EXERCISE PROMPT
Could you print every record below exactly as it appears?

━━━━━━━━━━━━━━━━━━━━

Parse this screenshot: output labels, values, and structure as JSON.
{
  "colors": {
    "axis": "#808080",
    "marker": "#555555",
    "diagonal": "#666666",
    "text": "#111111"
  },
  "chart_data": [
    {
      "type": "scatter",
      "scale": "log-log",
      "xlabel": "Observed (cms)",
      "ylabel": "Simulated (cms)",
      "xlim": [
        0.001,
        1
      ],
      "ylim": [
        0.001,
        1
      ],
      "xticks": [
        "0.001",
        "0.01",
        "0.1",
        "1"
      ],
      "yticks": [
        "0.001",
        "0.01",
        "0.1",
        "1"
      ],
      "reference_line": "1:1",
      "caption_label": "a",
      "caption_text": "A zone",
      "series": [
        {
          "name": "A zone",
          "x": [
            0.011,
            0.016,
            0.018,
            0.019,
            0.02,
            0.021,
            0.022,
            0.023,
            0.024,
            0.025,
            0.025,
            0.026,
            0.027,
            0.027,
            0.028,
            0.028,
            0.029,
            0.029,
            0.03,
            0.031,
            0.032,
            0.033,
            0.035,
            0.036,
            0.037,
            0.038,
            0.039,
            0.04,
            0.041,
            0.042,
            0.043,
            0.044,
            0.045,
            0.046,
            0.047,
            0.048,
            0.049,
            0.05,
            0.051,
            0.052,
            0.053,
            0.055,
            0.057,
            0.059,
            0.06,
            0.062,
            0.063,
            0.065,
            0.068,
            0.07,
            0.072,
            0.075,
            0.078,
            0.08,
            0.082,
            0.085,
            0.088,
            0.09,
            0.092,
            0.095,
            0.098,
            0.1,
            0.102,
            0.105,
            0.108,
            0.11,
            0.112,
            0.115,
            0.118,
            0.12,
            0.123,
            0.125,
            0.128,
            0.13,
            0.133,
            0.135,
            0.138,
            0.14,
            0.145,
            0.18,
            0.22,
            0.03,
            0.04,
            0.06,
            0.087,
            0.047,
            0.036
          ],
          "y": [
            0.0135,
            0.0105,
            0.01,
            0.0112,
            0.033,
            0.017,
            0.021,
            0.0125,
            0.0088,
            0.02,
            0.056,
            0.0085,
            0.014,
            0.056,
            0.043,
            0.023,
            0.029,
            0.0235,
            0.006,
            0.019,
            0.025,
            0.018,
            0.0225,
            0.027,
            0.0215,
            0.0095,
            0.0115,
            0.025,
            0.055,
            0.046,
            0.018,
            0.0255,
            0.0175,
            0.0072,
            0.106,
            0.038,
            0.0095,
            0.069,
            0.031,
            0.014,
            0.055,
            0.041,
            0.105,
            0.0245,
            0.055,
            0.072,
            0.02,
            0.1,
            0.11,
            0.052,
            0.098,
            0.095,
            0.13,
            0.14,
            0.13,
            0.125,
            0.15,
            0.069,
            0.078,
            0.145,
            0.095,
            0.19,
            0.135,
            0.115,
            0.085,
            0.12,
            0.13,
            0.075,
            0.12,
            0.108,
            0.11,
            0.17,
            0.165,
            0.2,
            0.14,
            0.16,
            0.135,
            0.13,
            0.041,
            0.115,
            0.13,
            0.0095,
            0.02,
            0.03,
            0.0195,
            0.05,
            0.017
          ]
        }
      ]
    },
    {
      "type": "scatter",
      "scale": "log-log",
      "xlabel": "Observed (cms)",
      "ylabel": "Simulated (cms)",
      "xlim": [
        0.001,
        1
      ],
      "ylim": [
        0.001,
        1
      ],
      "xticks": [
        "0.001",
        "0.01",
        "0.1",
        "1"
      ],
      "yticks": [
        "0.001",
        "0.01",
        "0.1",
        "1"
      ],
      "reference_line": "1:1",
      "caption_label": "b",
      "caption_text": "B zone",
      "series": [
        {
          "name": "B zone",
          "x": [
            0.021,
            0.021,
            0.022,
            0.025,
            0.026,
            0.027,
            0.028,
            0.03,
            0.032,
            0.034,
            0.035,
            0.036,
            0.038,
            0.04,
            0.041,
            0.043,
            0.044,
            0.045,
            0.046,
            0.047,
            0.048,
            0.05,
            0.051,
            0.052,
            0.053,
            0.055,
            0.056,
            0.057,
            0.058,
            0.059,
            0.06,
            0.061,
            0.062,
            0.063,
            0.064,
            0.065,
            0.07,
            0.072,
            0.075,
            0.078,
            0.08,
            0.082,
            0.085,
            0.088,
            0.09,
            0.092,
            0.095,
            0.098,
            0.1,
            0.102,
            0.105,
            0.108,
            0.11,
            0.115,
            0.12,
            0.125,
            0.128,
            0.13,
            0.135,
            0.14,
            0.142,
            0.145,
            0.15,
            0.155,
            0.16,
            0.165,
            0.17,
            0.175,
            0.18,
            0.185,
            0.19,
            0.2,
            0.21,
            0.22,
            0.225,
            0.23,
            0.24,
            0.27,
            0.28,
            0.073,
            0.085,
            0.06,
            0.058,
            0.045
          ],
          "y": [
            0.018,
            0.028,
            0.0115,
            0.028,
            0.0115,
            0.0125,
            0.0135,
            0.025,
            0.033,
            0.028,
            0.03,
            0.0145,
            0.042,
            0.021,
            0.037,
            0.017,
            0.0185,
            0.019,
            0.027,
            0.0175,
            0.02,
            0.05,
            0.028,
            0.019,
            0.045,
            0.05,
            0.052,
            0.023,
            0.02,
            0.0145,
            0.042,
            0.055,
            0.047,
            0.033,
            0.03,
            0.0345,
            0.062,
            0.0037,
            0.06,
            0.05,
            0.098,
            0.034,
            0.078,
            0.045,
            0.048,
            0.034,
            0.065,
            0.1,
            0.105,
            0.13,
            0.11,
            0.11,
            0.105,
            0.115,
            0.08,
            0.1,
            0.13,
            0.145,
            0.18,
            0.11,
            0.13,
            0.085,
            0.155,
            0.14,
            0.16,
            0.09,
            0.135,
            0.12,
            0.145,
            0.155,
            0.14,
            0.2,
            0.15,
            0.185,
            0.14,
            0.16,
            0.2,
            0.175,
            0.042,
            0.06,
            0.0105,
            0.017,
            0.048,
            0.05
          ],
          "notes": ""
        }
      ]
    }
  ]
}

━━━━━━━━━━━━━━━━━━━━

TASK ANSWER
Parse this screenshot: output labels, values, and structure as JSON.
{
  "colors": {
    "axis": "#808080",
    "marker": "#555555",
    "diagonal": "#666666",
    "text": "#111111"
  },
  "chart_data": [
    {
      "type": "scatter",
      "scale": "log-log",
      "xlabel": "Observed (cms)",
      "ylabel": "Simulated (cms)",
      "xlim": [
        0.001,
        1
      ],
      "ylim": [
        0.001,
        1
      ],
      "xticks": [
        "0.001",
        "0.01",
        "0.1",
        "1"
      ],
      "yticks": [
        "0.001",
        "0.01",
        "0.1",
        "1"
      ],
      "reference_line": "1:1",
      "caption_label": "a",
      "caption_text": "A zone",
      "series": [
        {
          "name": "A zone",
          "x": [
            0.011,
            0.016,
            0.018,
            0.019,
            0.02,
            0.021,
            0.022,
            0.023,
            0.024,
            0.025,
            0.025,
            0.026,
            0.027,
            0.027,
            0.028,
            0.028,
            0.029,
            0.029,
            0.03,
            0.031,
            0.032,
            0.033,
            0.035,
            0.036,
            0.037,
            0.038,
            0.039,
            0.04,
            0.041,
            0.042,
            0.043,
            0.044,
            0.045,
            0.046,
            0.047,
            0.048,
            0.049,
            0.05,
            0.051,
            0.052,
            0.053,
            0.055,
            0.057,
            0.059,
            0.06,
            0.062,
            0.063,
            0.065,
            0.068,
            0.07,
            0.072,
            0.075,
            0.078,
            0.08,
            0.082,
            0.085,
            0.088,
            0.09,
            0.092,
            0.095,
            0.098,
            0.1,
            0.102,
            0.105,
            0.108,
            0.11,
            0.112,
            0.115,
            0.118,
            0.12,
            0.123,
            0.125,
            0.128,
            0.13,
            0.133,
            0.135,
            0.138,
            0.14,
            0.145,
            0.18,
            0.22,
            0.03,
            0.04,
            0.06,
            0.087,
            0.047,
            0.036
          ],
          "y": [
            0.0135,
            0.0105,
            0.01,
            0.0112,
            0.033,
            0.017,
            0.021,
            0.0125,
            0.0088,
            0.02,
            0.056,
            0.0085,
            0.014,
            0.056,
            0.043,
            0.023,
            0.029,
            0.0235,
            0.006,
            0.019,
            0.025,
            0.018,
            0.0225,
            0.027,
            0.0215,
            0.0095,
            0.0115,
            0.025,
            0.055,
            0.046,
            0.018,
            0.0255,
            0.0175,
            0.0072,
            0.106,
            0.038,
            0.0095,
            0.069,
            0.031,
            0.014,
            0.055,
            0.041,
            0.105,
            0.0245,
            0.055,
            0.072,
            0.02,
            0.1,
            0.11,
            0.052,
            0.098,
            0.095,
            0.13,
            0.14,
            0.13,
            0.125,
            0.15,
            0.069,
            0.078,
            0.145,
            0.095,
            0.19,
            0.135,
            0.115,
            0.085,
            0.12,
            0.13,
            0.075,
            0.12,
            0.108,
            0.11,
            0.17,
            0.165,
            0.2,
            0.14,
            0.16,
            0.135,
            0.13,
            0.041,
            0.115,
            0.13,
            0.0095,
            0.02,
            0.03,
            0.0195,
            0.05,
            0.017
          ]
        }
      ]
    },
    {
      "type": "scatter",
      "scale": "log-log",
      "xlabel": "Observed (cms)",
      "ylabel": "Simulated (cms)",
      "xlim": [
        0.001,
        1
      ],
      "ylim": [
        0.001,
        1
      ],
      "xticks": [
        "0.001",
        "0.01",
        "0.1",
        "1"
      ],
      "yticks": [
        "0.001",
        "0.01",
        "0.1",
        "1"
      ],
      "reference_line": "1:1",
      "caption_label": "b",
      "caption_text": "B zone",
      "series": [
        {
          "name": "B zone",
          "x": [
            0.021,
            0.021,
            0.022,
            0.025,
            0.026,
            0.027,
            0.028,
            0.03,
            0.032,
            0.034,
            0.035,
            0.036,
            0.038,
            0.04,
            0.041,
            0.043,
            0.044,
            0.045,
            0.046,
            0.047,
            0.048,
            0.05,
            0.051,
            0.052,
            0.053,
            0.055,
            0.056,
            0.057,
            0.058,
            0.059,
            0.06,
            0.061,
            0.062,
            0.063,
            0.064,
            0.065,
            0.07,
            0.072,
            0.075,
            0.078,
            0.08,
            0.082,
            0.085,
            0.088,
            0.09,
            0.092,
            0.095,
            0.098,
            0.1,
            0.102,
            0.105,
            0.108,
            0.11,
            0.115,
            0.12,
            0.125,
            0.128,
            0.13,
            0.135,
            0.14,
            0.142,
            0.145,
            0.15,
            0.155,
            0.16,
            0.165,
            0.17,
            0.175,
            0.18,
            0.185,
            0.19,
            0.2,
            0.21,
            0.22,
            0.225,
            0.23,
            0.24,
            0.27,
            0.28,
            0.073,
            0.085,
            0.06,
            0.058,
            0.045
          ],
          "y": [
            0.018,
            0.028,
            0.0115,
            0.028,
            0.0115,
            0.0125,
            0.0135,
            0.025,
            0.033,
            0.028,
            0.03,
            0.0145,
            0.042,
            0.021,
            0.037,
            0.017,
            0.0185,
            0.019,
            0.027,
            0.0175,
            0.02,
            0.05,
            0.028,
            0.019,
            0.045,
            0.05,
            0.052,
            0.023,
            0.02,
            0.0145,
            0.042,
            0.055,
            0.047,
            0.033,
            0.03,
            0.0345,
            0.062,
            0.0037,
            0.06,
            0.05,
            0.098,
            0.034,
            0.078,
            0.045,
            0.048,
            0.034,
            0.065,
            0.1,
            0.105,
            0.13,
            0.11,
            0.11,
            0.105,
            0.115,
            0.08,
            0.1,
            0.13,
            0.145,
            0.18,
            0.11,
            0.13,
            0.085,
            0.155,
            0.14,
            0.16,
            0.09,
            0.135,
            0.12,
            0.145,
            0.155,
            0.14,
            0.2,
            0.15,
            0.185,
            0.14,
            0.16,
            0.2,
            0.175,
            0.042,
            0.06,
            0.0105,
            0.017,
            0.048,
            0.05
          ],
          "notes": ""
        }
      ]
    }
  ]
}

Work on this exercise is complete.